GIVEN INSTRUCTION —
Extract every line below, verbatim.

INPUT FOR THIS TASK —

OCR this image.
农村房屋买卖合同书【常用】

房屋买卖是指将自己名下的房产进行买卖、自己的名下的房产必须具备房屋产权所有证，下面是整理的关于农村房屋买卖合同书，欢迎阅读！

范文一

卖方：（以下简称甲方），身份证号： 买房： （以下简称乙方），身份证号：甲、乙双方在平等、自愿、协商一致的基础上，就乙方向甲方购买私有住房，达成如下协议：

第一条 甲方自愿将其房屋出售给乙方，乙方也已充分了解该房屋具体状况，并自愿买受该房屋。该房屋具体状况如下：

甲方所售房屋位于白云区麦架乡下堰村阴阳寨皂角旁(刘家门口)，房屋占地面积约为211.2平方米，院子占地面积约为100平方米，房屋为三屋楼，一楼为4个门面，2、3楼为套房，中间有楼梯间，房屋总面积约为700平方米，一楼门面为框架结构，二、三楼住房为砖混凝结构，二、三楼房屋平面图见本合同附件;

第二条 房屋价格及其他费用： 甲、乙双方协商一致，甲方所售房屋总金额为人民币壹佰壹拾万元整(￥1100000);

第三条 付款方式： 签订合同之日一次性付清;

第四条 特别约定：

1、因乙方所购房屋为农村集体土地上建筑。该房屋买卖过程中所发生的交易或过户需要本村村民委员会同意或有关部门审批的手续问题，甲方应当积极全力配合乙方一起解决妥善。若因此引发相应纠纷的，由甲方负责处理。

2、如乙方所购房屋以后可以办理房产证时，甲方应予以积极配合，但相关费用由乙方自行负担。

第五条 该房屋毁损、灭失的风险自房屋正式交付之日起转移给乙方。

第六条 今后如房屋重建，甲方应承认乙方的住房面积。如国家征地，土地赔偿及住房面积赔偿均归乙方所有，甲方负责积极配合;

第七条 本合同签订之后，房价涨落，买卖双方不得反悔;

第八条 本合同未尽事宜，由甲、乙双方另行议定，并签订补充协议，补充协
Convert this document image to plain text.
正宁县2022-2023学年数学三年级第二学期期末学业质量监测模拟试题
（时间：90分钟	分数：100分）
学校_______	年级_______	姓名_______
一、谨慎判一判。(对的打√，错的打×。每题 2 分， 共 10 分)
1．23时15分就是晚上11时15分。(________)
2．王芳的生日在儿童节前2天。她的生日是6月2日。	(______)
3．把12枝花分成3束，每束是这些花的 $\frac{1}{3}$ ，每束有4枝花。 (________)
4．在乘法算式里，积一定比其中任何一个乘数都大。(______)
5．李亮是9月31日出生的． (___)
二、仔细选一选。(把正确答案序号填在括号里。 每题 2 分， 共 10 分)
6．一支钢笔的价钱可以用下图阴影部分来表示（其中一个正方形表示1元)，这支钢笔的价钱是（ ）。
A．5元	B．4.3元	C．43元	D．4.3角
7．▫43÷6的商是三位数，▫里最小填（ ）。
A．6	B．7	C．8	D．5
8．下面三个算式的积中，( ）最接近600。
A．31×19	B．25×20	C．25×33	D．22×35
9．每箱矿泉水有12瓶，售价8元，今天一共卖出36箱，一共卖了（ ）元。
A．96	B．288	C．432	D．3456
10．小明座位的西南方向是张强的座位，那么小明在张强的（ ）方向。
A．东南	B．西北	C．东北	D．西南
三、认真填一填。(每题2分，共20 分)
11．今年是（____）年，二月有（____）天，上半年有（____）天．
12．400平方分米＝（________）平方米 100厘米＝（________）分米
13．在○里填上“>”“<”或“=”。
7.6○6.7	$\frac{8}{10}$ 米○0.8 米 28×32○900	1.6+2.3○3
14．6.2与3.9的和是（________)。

COMPLETE RESPONSE —
OCR this image.
农村房屋买卖合同书【常用】

房屋买卖是指将自己名下的房产进行买卖、自己的名下的房产必须具备房屋产权所有证，下面是整理的关于农村房屋买卖合同书，欢迎阅读！

范文一

卖方：（以下简称甲方），身份证号： 买房： （以下简称乙方），身份证号：甲、乙双方在平等、自愿、协商一致的基础上，就乙方向甲方购买私有住房，达成如下协议：

第一条 甲方自愿将其房屋出售给乙方，乙方也已充分了解该房屋具体状况，并自愿买受该房屋。该房屋具体状况如下：

甲方所售房屋位于白云区麦架乡下堰村阴阳寨皂角旁(刘家门口)，房屋占地面积约为211.2平方米，院子占地面积约为100平方米，房屋为三屋楼，一楼为4个门面，2、3楼为套房，中间有楼梯间，房屋总面积约为700平方米，一楼门面为框架结构，二、三楼住房为砖混凝结构，二、三楼房屋平面图见本合同附件;

第二条 房屋价格及其他费用： 甲、乙双方协商一致，甲方所售房屋总金额为人民币壹佰壹拾万元整(￥1100000);

第三条 付款方式： 签订合同之日一次性付清;

第四条 特别约定：

1、因乙方所购房屋为农村集体土地上建筑。该房屋买卖过程中所发生的交易或过户需要本村村民委员会同意或有关部门审批的手续问题，甲方应当积极全力配合乙方一起解决妥善。若因此引发相应纠纷的，由甲方负责处理。

2、如乙方所购房屋以后可以办理房产证时，甲方应予以积极配合，但相关费用由乙方自行负担。

第五条 该房屋毁损、灭失的风险自房屋正式交付之日起转移给乙方。

第六条 今后如房屋重建，甲方应承认乙方的住房面积。如国家征地，土地赔偿及住房面积赔偿均归乙方所有，甲方负责积极配合;

第七条 本合同签订之后，房价涨落，买卖双方不得反悔;

第八条 本合同未尽事宜，由甲、乙双方另行议定，并签订补充协议，补充协
Convert this document image to plain text.
正宁县2022-2023学年数学三年级第二学期期末学业质量监测模拟试题
（时间：90分钟	分数：100分）
学校_______	年级_______	姓名_______
一、谨慎判一判。(对的打√，错的打×。每题 2 分， 共 10 分)
1．23时15分就是晚上11时15分。(________)
2．王芳的生日在儿童节前2天。她的生日是6月2日。	(______)
3．把12枝花分成3束，每束是这些花的 $\frac{1}{3}$ ，每束有4枝花。 (________)
4．在乘法算式里，积一定比其中任何一个乘数都大。(______)
5．李亮是9月31日出生的． (___)
二、仔细选一选。(把正确答案序号填在括号里。 每题 2 分， 共 10 分)
6．一支钢笔的价钱可以用下图阴影部分来表示（其中一个正方形表示1元)，这支钢笔的价钱是（ ）。
A．5元	B．4.3元	C．43元	D．4.3角
7．▫43÷6的商是三位数，▫里最小填（ ）。
A．6	B．7	C．8	D．5
8．下面三个算式的积中，( ）最接近600。
A．31×19	B．25×20	C．25×33	D．22×35
9．每箱矿泉水有12瓶，售价8元，今天一共卖出36箱，一共卖了（ ）元。
A．96	B．288	C．432	D．3456
10．小明座位的西南方向是张强的座位，那么小明在张强的（ ）方向。
A．东南	B．西北	C．东北	D．西南
三、认真填一填。(每题2分，共20 分)
11．今年是（____）年，二月有（____）天，上半年有（____）天．
12．400平方分米＝（________）平方米 100厘米＝（________）分米
13．在○里填上“>”“<”或“=”。
7.6○6.7	$\frac{8}{10}$ 米○0.8 米 28×32○900	1.6+2.3○3
14．6.2与3.9的和是（________)。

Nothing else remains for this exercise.